Written instruction –
Search the records that follow and extract every line containing the string "title".

(Items from a dataset)
◆ ◆ ◆ ◆ ◆ ◆ ◆

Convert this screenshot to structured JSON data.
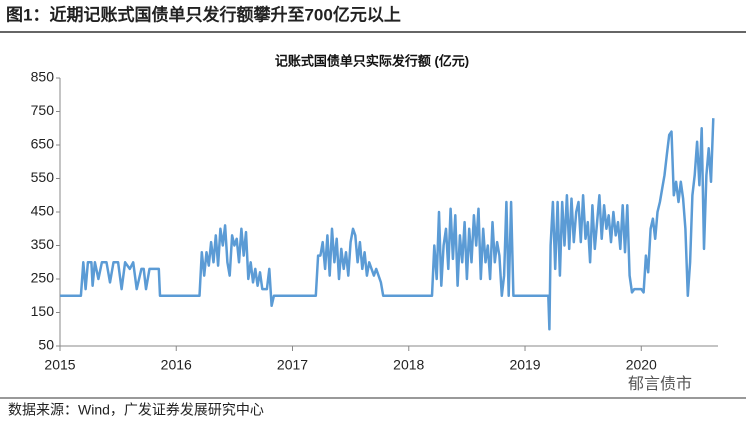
{
  "header": {
    "title": "图1：近期记账式国债单只发行额攀升至700亿元以上"
  },
  "chart_data": {
    "type": "line",
    "title": "记账式国债单只实际发行额 (亿元)",
    "xlim": [
      2015,
      2020.66
    ],
    "xticks": [
      2015,
      2016,
      2017,
      2018,
      2019,
      2020
    ],
    "ylim": [
      50,
      850
    ],
    "yticks": [
      50,
      150,
      250,
      350,
      450,
      550,
      650,
      750,
      850
    ],
    "grid": false,
    "series": [
      {
        "color": "#5b9bd5",
        "x": [
          2015.0,
          2015.18,
          2015.2,
          2015.22,
          2015.24,
          2015.27,
          2015.28,
          2015.3,
          2015.33,
          2015.36,
          2015.4,
          2015.43,
          2015.46,
          2015.5,
          2015.53,
          2015.56,
          2015.6,
          2015.63,
          2015.66,
          2015.7,
          2015.72,
          2015.74,
          2015.77,
          2015.8,
          2015.85,
          2015.86,
          2016.2,
          2016.22,
          2016.24,
          2016.26,
          2016.28,
          2016.3,
          2016.32,
          2016.34,
          2016.36,
          2016.38,
          2016.4,
          2016.42,
          2016.44,
          2016.46,
          2016.48,
          2016.5,
          2016.52,
          2016.54,
          2016.56,
          2016.58,
          2016.6,
          2016.62,
          2016.64,
          2016.66,
          2016.68,
          2016.7,
          2016.72,
          2016.74,
          2016.78,
          2016.8,
          2016.82,
          2016.84,
          2017.2,
          2017.22,
          2017.24,
          2017.26,
          2017.28,
          2017.3,
          2017.32,
          2017.34,
          2017.36,
          2017.38,
          2017.4,
          2017.42,
          2017.44,
          2017.46,
          2017.48,
          2017.5,
          2017.52,
          2017.54,
          2017.56,
          2017.58,
          2017.6,
          2017.62,
          2017.64,
          2017.66,
          2017.7,
          2017.72,
          2017.76,
          2017.78,
          2018.2,
          2018.22,
          2018.24,
          2018.26,
          2018.28,
          2018.3,
          2018.32,
          2018.34,
          2018.36,
          2018.38,
          2018.4,
          2018.42,
          2018.44,
          2018.46,
          2018.48,
          2018.5,
          2018.52,
          2018.54,
          2018.56,
          2018.58,
          2018.6,
          2018.62,
          2018.64,
          2018.66,
          2018.68,
          2018.7,
          2018.72,
          2018.74,
          2018.76,
          2018.78,
          2018.8,
          2018.82,
          2018.84,
          2018.86,
          2018.88,
          2018.9,
          2019.2,
          2019.21,
          2019.22,
          2019.24,
          2019.26,
          2019.28,
          2019.3,
          2019.32,
          2019.34,
          2019.36,
          2019.38,
          2019.4,
          2019.42,
          2019.44,
          2019.46,
          2019.48,
          2019.5,
          2019.52,
          2019.54,
          2019.56,
          2019.58,
          2019.6,
          2019.62,
          2019.64,
          2019.66,
          2019.68,
          2019.7,
          2019.72,
          2019.74,
          2019.76,
          2019.78,
          2019.8,
          2019.82,
          2019.84,
          2019.86,
          2019.88,
          2019.9,
          2019.92,
          2019.94,
          2020.0,
          2020.02,
          2020.04,
          2020.06,
          2020.08,
          2020.1,
          2020.12,
          2020.14,
          2020.16,
          2020.18,
          2020.2,
          2020.22,
          2020.24,
          2020.26,
          2020.28,
          2020.3,
          2020.32,
          2020.34,
          2020.36,
          2020.38,
          2020.4,
          2020.42,
          2020.44,
          2020.46,
          2020.48,
          2020.5,
          2020.52,
          2020.54,
          2020.56,
          2020.58,
          2020.6,
          2020.62
        ],
        "values": [
          200,
          200,
          300,
          220,
          300,
          300,
          230,
          300,
          250,
          300,
          300,
          240,
          300,
          300,
          220,
          300,
          280,
          300,
          220,
          280,
          280,
          220,
          280,
          280,
          280,
          200,
          200,
          330,
          260,
          330,
          290,
          360,
          300,
          380,
          290,
          400,
          350,
          410,
          300,
          260,
          380,
          350,
          370,
          300,
          400,
          320,
          390,
          250,
          300,
          240,
          280,
          230,
          270,
          220,
          220,
          280,
          170,
          200,
          200,
          320,
          320,
          360,
          280,
          380,
          260,
          400,
          300,
          370,
          250,
          340,
          280,
          330,
          260,
          360,
          400,
          380,
          300,
          360,
          280,
          330,
          260,
          300,
          260,
          280,
          240,
          200,
          200,
          350,
          250,
          450,
          230,
          350,
          400,
          280,
          460,
          310,
          440,
          230,
          380,
          300,
          420,
          250,
          400,
          300,
          440,
          350,
          460,
          250,
          400,
          300,
          350,
          250,
          420,
          300,
          360,
          320,
          200,
          260,
          480,
          200,
          480,
          200,
          200,
          100,
          350,
          480,
          280,
          480,
          260,
          480,
          350,
          500,
          340,
          490,
          360,
          450,
          480,
          360,
          500,
          370,
          420,
          300,
          470,
          340,
          420,
          500,
          370,
          470,
          400,
          440,
          360,
          450,
          380,
          420,
          340,
          470,
          330,
          470,
          260,
          210,
          220,
          220,
          210,
          320,
          270,
          400,
          430,
          370,
          450,
          480,
          520,
          560,
          620,
          680,
          690,
          500,
          540,
          480,
          540,
          490,
          400,
          200,
          300,
          500,
          560,
          660,
          530,
          700,
          340,
          560,
          640,
          540,
          730
        ]
      }
    ]
  },
  "footer": {
    "source": "数据来源：Wind，广发证券发展研究中心",
    "watermark": "郁言债市"
  }
}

◆ ◆ ◆ ◆ ◆ ◆ ◆

The reply –
    "title": "图1：近期记账式国债单只发行额攀升至700亿元以上"
    "title": "记账式国债单只实际发行额 (亿元)",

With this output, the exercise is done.